##### Supplied material

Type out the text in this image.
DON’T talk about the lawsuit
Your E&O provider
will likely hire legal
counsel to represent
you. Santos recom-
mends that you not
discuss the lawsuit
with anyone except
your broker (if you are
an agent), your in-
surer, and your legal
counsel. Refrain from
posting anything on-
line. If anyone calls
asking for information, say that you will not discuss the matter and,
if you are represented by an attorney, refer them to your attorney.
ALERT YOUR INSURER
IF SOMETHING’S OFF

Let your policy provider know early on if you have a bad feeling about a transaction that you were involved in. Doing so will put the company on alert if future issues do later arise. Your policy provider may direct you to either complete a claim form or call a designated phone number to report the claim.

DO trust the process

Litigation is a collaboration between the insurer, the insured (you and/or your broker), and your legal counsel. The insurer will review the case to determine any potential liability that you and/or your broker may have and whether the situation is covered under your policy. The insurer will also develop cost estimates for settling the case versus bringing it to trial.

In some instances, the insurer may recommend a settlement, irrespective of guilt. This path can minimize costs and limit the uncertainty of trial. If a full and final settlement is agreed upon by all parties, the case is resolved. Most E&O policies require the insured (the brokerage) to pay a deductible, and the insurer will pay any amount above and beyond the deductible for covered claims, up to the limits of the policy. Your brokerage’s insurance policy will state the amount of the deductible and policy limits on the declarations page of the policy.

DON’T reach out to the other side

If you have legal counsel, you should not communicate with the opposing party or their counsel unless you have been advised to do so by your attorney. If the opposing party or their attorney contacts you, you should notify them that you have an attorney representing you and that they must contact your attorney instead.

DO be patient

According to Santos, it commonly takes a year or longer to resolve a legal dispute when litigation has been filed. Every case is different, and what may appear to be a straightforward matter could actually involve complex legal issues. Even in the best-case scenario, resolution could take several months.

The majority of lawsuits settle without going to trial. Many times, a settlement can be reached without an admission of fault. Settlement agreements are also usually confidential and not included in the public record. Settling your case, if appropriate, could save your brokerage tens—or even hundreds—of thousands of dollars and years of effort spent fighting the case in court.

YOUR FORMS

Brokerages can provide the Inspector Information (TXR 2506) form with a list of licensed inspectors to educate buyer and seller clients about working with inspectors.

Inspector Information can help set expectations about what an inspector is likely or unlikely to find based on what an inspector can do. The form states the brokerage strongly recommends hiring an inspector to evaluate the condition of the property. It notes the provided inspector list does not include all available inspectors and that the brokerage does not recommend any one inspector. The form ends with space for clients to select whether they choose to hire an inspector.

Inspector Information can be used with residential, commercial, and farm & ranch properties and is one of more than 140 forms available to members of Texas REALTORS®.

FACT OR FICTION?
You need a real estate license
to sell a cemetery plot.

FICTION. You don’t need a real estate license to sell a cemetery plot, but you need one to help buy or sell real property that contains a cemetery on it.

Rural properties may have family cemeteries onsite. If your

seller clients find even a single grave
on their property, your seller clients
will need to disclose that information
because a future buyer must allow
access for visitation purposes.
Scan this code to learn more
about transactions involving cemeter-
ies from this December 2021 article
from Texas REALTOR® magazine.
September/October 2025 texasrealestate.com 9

##########

#### [What you need to do]
Check each line of the material above for "anyone" and say how many lines contain it, giving the number alone.

#### [Full response]
2